What to work on:
Pictures stay out of the copy; set down each line of the listing below exactly.

Data to use:
begin

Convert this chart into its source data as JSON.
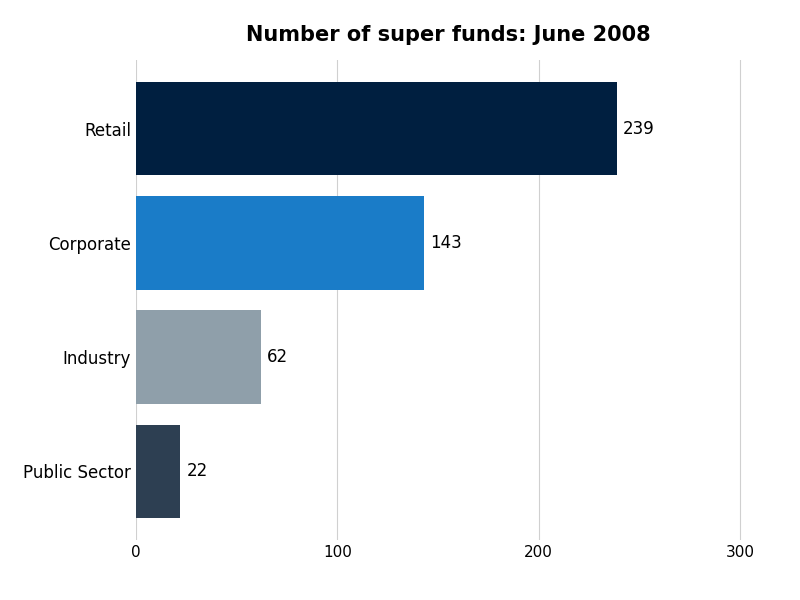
{
  "title": "Number of super funds: June 2008",
  "categories": [
    "Public Sector",
    "Industry",
    "Corporate",
    "Retail"
  ],
  "values": [
    22,
    62,
    143,
    239
  ],
  "bar_colors": [
    "#2d3f52",
    "#8f9faa",
    "#1a7cc8",
    "#001f40"
  ],
  "label_color": "#000000",
  "xlim": [
    0,
    310
  ],
  "xticks": [
    0,
    100,
    200,
    300
  ],
  "background_color": "#ffffff",
  "title_fontsize": 15,
  "label_fontsize": 12,
  "tick_fontsize": 11,
  "bar_height": 0.82
}
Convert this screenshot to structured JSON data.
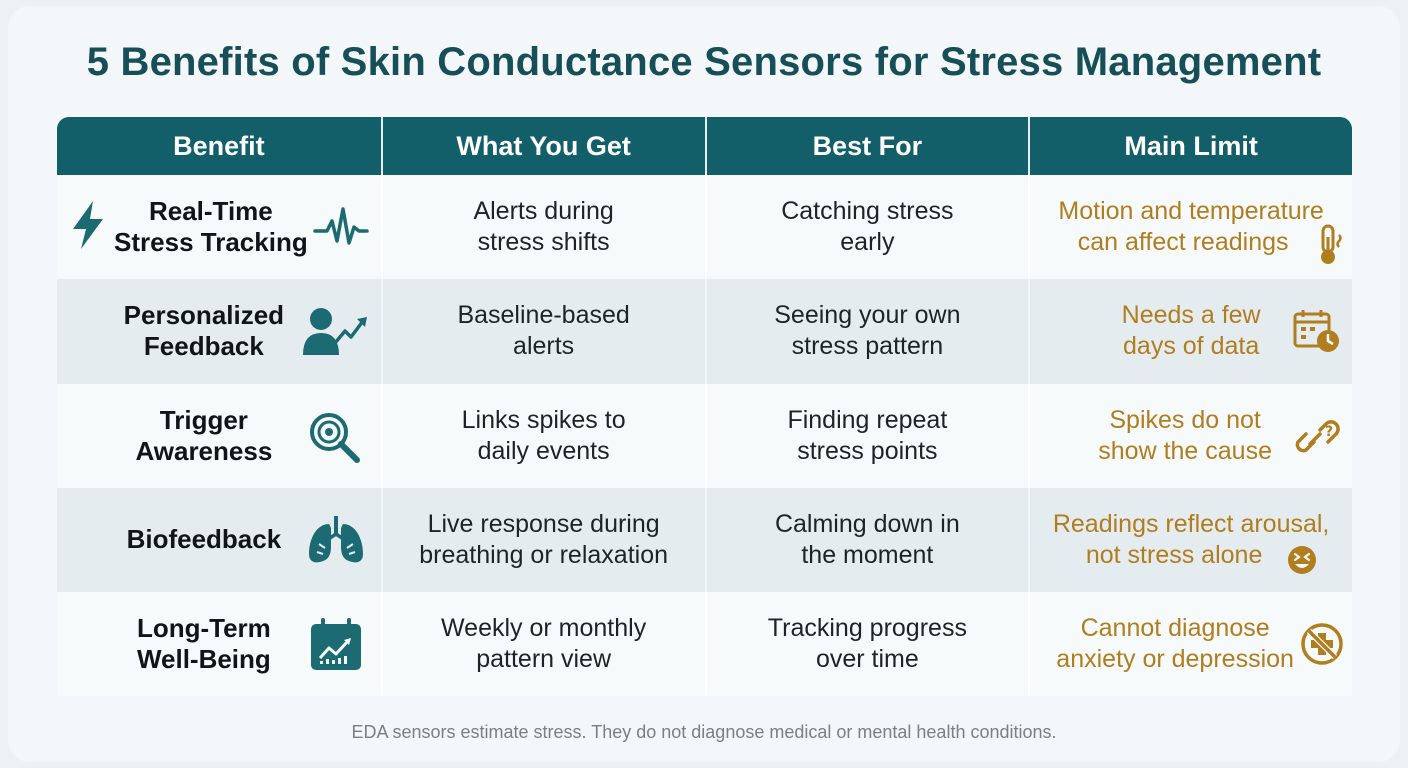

end

Written reply:
Convert this chart into its source data as JSON.
{
  "title": "Number of super funds: June 2008",
  "categories": [
    "Public Sector",
    "Industry",
    "Corporate",
    "Retail"
  ],
  "values": [
    22,
    62,
    143,
    239
  ],
  "bar_colors": [
    "#2d3f52",
    "#8f9faa",
    "#1a7cc8",
    "#001f40"
  ],
  "label_color": "#000000",
  "xlim": [
    0,
    310
  ],
  "xticks": [
    0,
    100,
    200,
    300
  ],
  "background_color": "#ffffff",
  "title_fontsize": 15,
  "label_fontsize": 12,
  "tick_fontsize": 11,
  "bar_height": 0.82
}
Convert this screenshot to structured JSON data.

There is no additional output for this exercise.